## AIM OF THE TASK
Your task is to gather the lines below that hold the string "pronoun".

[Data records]
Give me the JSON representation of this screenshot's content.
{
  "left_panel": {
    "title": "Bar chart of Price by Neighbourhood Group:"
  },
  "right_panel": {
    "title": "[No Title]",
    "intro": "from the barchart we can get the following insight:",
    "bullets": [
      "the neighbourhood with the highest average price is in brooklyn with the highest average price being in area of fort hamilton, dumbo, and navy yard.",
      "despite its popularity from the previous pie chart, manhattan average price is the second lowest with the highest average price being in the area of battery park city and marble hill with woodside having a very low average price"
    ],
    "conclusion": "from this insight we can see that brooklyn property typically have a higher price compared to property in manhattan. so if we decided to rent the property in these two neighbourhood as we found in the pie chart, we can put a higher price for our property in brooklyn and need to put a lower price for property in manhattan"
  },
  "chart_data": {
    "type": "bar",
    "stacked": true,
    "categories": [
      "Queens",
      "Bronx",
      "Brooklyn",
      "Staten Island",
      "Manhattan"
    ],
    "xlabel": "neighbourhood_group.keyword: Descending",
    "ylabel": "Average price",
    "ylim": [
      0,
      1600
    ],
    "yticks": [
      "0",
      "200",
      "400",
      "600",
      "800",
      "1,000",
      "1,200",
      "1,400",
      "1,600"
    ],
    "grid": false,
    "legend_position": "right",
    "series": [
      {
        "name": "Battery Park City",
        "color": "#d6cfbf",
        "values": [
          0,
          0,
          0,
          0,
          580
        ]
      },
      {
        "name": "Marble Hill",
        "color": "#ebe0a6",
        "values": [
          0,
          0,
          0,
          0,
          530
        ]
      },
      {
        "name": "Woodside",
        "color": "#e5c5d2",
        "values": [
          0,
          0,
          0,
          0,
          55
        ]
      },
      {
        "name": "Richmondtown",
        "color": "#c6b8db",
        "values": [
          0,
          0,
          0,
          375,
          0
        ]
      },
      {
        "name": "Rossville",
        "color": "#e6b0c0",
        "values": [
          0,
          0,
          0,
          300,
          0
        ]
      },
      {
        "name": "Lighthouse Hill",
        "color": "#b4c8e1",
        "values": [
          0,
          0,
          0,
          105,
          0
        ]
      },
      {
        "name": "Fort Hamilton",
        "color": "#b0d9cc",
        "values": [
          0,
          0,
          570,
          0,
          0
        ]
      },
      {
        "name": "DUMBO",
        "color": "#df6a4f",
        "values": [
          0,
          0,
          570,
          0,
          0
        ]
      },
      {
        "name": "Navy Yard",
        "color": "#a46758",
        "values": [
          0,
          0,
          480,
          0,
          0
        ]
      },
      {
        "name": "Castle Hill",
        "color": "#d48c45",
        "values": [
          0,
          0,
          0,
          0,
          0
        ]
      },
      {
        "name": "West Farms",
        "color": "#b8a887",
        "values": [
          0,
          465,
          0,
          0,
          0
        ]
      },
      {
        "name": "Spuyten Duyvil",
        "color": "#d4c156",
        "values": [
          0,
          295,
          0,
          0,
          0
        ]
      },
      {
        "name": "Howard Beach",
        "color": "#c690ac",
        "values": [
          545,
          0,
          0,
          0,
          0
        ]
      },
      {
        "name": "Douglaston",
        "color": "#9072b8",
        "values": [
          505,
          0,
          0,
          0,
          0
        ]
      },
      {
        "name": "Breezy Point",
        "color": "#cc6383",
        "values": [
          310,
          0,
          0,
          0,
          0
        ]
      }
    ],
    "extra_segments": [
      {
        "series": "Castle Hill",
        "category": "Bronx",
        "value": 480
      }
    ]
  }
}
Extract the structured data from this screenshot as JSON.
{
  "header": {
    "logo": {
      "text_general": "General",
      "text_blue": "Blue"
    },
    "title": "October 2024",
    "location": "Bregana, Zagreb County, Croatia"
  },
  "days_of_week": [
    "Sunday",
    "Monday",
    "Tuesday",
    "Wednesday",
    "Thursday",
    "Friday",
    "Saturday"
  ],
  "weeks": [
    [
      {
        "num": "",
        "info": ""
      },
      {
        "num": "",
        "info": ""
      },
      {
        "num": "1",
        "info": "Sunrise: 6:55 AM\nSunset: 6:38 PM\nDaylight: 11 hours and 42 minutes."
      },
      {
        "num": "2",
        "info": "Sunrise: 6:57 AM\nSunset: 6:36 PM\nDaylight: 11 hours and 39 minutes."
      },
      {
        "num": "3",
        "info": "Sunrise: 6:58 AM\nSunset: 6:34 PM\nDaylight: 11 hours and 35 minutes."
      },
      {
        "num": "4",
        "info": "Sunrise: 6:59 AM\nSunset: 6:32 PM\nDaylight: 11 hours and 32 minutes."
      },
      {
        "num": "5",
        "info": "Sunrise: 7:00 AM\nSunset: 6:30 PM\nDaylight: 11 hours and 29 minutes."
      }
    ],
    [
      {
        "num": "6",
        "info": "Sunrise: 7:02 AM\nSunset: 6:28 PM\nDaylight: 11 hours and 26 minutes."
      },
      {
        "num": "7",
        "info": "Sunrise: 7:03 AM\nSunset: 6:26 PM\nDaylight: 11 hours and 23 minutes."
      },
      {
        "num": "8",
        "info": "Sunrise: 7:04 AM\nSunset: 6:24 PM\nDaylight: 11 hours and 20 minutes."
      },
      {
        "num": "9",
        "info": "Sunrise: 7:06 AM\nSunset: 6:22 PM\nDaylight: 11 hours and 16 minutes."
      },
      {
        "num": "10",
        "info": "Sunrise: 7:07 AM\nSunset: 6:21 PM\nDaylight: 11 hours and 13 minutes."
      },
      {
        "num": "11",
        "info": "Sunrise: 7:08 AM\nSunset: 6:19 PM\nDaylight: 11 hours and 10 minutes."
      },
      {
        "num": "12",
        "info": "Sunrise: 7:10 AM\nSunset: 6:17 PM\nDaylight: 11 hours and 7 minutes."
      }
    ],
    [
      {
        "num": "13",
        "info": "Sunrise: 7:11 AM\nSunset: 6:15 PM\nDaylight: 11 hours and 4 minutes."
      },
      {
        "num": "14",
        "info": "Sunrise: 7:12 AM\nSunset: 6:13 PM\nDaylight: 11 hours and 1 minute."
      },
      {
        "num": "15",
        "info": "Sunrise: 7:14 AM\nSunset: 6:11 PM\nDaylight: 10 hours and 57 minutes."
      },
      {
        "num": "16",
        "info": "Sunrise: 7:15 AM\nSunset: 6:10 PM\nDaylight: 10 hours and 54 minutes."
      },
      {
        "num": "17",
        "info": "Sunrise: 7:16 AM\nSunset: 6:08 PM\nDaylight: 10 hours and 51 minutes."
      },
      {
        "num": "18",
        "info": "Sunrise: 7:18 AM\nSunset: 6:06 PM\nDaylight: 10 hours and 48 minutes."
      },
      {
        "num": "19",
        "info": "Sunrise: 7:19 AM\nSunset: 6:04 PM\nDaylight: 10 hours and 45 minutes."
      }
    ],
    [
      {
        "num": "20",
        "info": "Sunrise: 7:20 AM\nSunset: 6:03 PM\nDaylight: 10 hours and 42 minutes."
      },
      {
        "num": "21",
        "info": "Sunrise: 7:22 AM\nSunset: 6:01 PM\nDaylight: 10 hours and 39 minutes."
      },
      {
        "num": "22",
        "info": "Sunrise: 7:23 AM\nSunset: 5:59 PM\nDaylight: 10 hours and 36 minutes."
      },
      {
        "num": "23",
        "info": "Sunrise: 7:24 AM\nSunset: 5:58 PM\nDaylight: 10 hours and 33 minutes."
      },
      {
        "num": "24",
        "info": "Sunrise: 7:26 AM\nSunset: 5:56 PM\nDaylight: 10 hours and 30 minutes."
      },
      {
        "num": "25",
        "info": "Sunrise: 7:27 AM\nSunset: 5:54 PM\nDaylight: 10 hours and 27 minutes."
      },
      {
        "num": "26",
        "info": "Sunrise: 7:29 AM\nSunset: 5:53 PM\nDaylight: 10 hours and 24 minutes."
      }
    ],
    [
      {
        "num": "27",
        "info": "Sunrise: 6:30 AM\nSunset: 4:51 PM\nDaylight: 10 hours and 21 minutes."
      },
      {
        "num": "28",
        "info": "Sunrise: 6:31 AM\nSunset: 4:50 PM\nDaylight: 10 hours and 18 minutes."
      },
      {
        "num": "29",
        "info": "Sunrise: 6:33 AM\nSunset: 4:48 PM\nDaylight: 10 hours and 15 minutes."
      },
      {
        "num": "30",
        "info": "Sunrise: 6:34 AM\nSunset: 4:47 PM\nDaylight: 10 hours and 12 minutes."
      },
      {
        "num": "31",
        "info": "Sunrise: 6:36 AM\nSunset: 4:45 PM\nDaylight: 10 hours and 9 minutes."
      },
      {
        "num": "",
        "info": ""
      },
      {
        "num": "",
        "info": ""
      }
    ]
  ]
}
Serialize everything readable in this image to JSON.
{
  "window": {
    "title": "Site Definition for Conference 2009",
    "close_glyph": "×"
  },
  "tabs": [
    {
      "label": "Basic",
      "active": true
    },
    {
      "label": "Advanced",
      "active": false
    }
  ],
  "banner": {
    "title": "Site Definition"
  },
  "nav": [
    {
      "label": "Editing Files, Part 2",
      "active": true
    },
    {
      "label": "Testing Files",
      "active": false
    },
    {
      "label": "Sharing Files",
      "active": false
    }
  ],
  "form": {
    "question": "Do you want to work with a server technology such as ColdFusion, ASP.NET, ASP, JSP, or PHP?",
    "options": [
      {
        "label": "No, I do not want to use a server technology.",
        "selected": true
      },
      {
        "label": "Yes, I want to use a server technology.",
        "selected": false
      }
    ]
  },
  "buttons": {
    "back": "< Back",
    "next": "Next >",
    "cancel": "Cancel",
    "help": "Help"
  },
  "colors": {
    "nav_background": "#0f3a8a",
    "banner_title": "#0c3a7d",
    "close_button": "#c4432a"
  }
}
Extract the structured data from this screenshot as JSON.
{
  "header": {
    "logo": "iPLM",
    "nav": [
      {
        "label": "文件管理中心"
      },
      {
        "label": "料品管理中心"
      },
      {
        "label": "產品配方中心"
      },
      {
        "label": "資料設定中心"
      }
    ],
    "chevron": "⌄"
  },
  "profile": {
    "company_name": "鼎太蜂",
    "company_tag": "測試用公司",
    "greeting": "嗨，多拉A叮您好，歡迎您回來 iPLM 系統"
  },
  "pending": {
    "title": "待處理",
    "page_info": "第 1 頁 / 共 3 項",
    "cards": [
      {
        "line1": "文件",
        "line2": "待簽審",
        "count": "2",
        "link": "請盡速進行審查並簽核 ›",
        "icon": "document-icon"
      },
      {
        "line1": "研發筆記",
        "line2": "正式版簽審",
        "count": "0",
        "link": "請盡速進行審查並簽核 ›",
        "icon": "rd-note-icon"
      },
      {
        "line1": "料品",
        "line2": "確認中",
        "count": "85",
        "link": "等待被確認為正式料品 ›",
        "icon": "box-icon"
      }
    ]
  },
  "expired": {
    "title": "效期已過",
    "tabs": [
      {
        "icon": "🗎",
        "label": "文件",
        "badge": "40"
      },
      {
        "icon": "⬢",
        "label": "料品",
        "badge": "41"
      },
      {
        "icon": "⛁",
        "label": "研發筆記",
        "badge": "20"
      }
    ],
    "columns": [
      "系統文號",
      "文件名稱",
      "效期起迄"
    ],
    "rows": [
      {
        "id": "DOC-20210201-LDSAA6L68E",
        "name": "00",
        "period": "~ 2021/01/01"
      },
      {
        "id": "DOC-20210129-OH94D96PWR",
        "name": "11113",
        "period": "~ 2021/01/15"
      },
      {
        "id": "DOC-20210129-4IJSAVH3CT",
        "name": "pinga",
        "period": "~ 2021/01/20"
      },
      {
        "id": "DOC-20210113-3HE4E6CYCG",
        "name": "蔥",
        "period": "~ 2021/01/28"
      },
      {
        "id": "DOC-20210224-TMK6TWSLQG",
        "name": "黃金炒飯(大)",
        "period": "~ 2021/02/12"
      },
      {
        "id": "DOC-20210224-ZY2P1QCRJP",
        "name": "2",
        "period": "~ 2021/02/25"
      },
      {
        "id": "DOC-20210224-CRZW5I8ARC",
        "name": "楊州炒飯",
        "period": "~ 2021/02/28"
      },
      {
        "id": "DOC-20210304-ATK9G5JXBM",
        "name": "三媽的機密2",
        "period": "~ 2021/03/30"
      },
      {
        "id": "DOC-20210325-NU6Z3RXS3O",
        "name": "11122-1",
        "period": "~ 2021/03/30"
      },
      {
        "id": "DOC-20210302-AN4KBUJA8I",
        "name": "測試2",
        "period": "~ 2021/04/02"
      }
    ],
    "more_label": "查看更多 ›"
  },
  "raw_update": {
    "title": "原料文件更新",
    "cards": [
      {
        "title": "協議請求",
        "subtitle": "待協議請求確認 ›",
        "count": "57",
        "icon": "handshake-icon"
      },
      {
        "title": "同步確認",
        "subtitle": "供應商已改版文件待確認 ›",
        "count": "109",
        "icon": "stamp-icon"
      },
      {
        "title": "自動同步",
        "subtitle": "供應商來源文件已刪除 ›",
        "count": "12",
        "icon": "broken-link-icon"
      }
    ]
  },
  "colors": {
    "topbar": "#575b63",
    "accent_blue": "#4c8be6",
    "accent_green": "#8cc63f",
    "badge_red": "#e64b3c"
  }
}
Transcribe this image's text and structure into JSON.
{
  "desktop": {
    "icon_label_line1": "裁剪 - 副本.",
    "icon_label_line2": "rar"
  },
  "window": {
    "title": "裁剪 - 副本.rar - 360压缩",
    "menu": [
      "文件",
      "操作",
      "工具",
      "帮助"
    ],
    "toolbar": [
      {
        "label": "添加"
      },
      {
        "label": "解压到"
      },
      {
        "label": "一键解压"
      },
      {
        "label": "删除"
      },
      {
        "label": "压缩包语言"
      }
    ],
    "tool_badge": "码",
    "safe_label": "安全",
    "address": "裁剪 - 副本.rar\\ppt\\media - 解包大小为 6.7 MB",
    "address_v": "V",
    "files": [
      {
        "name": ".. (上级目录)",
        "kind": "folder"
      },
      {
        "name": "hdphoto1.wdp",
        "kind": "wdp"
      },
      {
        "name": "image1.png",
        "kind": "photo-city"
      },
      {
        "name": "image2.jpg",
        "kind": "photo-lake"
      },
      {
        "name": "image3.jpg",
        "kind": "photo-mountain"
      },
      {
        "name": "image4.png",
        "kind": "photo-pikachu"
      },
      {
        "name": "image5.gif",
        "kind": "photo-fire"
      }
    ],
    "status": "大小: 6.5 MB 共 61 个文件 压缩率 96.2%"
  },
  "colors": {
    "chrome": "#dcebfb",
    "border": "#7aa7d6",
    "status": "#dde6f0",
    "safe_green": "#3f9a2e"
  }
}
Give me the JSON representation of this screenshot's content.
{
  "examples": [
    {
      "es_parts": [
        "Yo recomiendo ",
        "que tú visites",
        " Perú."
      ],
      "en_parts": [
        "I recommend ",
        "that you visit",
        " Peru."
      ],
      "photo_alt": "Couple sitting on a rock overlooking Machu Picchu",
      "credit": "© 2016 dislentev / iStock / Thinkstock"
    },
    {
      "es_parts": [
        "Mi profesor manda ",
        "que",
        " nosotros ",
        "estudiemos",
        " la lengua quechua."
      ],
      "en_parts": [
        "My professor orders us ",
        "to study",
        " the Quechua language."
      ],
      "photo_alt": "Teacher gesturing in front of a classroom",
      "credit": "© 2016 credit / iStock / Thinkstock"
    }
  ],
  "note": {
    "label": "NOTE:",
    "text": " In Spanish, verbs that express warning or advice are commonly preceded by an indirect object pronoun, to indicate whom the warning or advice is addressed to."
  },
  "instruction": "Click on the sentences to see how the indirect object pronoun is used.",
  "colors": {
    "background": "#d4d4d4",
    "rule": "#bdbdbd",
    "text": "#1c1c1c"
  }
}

## FINAL RESULT
    "text": " In Spanish, verbs that express warning or advice are commonly preceded by an indirect object pronoun, to indicate whom the warning or advice is addressed to."
  "instruction": "Click on the sentences to see how the indirect object pronoun is used.",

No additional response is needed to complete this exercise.